━━━━━ Information provided ━━━━━

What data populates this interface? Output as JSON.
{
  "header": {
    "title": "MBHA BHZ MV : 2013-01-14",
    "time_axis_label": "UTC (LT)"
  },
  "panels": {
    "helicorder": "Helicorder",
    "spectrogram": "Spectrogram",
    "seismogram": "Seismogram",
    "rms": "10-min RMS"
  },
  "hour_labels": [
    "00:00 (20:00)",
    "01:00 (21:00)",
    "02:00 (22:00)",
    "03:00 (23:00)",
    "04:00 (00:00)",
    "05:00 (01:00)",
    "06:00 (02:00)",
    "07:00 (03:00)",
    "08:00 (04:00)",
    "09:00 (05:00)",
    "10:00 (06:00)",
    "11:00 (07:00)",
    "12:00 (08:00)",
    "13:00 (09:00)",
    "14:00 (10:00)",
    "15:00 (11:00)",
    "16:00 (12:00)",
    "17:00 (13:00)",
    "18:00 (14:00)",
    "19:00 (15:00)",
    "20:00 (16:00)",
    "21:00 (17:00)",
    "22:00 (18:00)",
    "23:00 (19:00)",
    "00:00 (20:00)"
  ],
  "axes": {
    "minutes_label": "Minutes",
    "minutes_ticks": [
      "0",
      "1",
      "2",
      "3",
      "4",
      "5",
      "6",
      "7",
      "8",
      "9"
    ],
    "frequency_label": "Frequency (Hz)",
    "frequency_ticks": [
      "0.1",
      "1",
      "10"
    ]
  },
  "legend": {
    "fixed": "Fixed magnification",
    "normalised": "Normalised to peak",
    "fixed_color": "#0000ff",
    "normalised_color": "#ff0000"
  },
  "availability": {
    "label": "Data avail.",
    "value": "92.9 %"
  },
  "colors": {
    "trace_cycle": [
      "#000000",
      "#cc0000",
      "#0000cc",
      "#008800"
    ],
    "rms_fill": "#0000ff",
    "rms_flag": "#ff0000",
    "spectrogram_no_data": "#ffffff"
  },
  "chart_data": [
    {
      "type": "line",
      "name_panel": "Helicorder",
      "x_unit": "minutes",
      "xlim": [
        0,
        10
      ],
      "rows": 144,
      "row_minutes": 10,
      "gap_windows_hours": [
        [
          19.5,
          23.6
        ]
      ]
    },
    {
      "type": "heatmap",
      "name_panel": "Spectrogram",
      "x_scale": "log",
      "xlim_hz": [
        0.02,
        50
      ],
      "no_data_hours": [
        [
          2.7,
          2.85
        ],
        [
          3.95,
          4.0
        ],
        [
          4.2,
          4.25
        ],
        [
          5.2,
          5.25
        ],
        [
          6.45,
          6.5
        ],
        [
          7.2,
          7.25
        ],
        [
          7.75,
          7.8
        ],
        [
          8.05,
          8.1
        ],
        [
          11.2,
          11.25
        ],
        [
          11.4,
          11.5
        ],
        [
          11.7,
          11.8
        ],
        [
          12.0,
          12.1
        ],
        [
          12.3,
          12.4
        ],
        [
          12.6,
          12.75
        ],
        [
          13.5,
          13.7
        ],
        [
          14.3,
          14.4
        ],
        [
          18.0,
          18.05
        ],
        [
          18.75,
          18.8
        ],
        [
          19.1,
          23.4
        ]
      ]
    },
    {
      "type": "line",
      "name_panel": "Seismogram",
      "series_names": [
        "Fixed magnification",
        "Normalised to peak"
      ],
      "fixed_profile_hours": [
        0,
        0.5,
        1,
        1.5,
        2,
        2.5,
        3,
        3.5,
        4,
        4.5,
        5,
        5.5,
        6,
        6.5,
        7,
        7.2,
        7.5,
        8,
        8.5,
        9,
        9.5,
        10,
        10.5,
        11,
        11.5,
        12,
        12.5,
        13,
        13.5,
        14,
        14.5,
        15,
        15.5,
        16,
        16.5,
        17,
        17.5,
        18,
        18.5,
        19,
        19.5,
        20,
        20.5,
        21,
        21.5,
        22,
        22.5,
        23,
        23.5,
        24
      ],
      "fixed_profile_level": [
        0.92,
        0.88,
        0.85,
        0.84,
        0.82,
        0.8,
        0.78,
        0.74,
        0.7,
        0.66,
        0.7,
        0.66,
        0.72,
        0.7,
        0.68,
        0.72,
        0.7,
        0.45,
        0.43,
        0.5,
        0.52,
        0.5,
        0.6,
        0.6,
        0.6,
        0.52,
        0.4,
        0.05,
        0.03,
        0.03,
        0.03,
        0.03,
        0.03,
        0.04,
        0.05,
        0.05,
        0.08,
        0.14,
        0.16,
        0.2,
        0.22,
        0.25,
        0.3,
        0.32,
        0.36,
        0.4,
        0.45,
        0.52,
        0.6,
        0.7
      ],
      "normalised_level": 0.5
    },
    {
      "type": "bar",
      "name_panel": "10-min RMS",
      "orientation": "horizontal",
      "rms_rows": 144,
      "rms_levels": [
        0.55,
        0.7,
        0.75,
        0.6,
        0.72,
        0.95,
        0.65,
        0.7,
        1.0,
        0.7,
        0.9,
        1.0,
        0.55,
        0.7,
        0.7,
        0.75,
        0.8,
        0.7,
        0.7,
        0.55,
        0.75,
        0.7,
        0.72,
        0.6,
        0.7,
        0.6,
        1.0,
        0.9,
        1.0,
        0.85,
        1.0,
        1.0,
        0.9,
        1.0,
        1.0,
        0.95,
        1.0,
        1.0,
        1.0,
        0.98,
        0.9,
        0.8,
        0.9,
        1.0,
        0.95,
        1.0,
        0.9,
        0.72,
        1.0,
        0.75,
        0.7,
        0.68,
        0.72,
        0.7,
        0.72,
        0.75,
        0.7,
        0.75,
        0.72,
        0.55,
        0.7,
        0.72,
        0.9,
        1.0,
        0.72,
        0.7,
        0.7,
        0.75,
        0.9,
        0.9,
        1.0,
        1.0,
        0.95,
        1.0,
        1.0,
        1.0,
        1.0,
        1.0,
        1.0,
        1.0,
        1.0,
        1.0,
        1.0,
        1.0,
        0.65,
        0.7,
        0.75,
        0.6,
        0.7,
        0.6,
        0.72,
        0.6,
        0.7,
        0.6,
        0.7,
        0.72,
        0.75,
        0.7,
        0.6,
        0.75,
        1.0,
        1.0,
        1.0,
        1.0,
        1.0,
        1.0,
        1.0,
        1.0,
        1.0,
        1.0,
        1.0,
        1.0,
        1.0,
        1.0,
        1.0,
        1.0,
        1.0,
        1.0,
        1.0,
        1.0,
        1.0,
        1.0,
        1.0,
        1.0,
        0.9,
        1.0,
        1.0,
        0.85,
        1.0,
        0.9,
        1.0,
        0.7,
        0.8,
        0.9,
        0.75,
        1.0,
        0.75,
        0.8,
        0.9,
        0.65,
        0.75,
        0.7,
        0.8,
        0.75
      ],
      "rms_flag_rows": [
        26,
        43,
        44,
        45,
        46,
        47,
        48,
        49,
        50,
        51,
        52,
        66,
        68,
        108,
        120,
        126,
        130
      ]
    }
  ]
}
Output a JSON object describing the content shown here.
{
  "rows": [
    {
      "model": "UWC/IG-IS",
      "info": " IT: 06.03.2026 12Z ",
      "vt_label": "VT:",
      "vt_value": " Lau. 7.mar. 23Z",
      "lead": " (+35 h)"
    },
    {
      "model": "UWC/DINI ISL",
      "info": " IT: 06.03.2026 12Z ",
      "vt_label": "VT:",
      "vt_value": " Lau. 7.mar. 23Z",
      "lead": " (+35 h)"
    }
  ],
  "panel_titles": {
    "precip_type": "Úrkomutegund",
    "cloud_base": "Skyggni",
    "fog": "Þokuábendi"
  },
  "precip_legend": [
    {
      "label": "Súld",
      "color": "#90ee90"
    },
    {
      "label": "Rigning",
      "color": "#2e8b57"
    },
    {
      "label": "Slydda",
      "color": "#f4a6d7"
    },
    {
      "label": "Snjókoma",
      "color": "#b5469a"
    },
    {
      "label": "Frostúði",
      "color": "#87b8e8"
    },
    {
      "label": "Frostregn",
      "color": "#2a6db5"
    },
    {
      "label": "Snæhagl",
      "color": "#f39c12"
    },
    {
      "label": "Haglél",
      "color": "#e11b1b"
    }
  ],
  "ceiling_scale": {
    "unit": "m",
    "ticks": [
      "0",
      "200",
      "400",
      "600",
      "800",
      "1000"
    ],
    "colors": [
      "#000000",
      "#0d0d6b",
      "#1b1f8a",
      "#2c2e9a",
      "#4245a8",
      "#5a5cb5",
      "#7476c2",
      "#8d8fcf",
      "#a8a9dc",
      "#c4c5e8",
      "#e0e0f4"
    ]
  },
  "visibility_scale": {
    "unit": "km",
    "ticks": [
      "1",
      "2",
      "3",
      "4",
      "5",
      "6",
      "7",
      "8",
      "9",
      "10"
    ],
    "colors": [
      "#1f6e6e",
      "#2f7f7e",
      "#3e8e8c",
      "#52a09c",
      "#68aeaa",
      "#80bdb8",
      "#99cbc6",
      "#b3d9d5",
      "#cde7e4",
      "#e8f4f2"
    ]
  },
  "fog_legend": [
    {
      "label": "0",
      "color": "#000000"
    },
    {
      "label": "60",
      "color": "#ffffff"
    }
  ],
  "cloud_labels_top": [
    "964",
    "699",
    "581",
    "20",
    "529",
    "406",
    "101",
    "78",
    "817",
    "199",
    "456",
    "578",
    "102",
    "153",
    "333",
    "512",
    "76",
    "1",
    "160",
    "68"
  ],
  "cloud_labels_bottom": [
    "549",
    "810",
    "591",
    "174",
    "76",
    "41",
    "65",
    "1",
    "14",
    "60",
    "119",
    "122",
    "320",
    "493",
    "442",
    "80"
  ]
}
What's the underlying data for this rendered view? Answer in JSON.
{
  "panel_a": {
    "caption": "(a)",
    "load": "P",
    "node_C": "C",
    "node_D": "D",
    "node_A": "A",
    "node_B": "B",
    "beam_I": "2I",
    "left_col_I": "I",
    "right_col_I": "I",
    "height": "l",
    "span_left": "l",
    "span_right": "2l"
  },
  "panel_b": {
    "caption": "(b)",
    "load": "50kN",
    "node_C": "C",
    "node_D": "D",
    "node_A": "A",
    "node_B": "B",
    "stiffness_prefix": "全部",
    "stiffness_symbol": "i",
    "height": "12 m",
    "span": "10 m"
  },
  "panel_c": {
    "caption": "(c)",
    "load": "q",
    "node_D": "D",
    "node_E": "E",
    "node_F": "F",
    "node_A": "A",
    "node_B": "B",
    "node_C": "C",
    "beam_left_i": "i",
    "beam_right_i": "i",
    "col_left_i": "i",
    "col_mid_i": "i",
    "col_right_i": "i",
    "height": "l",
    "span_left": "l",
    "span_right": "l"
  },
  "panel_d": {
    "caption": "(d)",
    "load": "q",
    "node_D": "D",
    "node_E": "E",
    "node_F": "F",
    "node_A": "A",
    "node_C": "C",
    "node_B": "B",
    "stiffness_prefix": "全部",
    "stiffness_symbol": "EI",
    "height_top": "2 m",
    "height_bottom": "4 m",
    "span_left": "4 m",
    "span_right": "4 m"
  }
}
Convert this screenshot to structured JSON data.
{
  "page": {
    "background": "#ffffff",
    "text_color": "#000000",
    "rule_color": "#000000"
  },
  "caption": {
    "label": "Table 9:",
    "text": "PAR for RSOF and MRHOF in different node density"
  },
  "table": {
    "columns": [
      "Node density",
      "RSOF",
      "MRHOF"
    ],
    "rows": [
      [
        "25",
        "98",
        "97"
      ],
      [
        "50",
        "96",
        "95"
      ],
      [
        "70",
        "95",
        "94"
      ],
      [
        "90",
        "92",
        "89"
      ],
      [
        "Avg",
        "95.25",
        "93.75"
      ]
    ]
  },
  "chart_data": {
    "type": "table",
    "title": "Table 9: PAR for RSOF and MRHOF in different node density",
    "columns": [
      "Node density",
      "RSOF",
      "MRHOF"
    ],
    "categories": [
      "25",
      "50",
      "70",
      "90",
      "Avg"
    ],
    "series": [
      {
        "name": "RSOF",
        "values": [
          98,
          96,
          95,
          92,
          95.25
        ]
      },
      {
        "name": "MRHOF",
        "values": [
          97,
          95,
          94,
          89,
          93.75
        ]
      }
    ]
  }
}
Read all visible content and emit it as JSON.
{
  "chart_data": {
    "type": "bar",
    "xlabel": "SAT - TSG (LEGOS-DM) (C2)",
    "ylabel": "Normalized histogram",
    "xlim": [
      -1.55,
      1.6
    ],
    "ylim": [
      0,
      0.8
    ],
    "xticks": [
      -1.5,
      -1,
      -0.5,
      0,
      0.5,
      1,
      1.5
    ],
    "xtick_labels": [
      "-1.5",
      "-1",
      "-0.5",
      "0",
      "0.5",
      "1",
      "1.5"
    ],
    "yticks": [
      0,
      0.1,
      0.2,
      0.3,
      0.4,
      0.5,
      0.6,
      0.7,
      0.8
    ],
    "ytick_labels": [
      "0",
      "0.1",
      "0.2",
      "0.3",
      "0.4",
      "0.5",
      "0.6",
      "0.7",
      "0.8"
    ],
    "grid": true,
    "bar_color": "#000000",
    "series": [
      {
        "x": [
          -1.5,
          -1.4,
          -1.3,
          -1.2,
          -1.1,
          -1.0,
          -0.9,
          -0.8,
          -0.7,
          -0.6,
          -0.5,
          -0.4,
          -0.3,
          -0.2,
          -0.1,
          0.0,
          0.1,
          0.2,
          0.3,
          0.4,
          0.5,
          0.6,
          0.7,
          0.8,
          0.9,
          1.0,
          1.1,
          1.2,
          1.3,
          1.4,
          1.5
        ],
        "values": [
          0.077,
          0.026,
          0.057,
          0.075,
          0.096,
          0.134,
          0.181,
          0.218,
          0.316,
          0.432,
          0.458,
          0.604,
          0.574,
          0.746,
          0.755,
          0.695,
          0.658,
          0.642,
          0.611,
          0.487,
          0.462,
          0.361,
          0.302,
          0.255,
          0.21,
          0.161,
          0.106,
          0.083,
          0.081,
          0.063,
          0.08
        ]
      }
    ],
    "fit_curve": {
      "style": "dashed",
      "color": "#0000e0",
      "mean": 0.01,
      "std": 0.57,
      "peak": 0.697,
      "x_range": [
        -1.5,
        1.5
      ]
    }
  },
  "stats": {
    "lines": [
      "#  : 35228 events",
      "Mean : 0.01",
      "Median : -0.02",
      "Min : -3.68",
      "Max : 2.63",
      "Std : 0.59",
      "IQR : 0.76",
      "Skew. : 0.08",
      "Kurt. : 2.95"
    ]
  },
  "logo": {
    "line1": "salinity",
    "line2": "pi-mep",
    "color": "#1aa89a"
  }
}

━━━━━

Reproduce every line of the listing above in which the string "JSON" appears.

What data populates this interface? Output as JSON.
Output a JSON object describing the content shown here.
What's the underlying data for this rendered view? Answer in JSON.
Convert this screenshot to structured JSON data.
Read all visible content and emit it as JSON.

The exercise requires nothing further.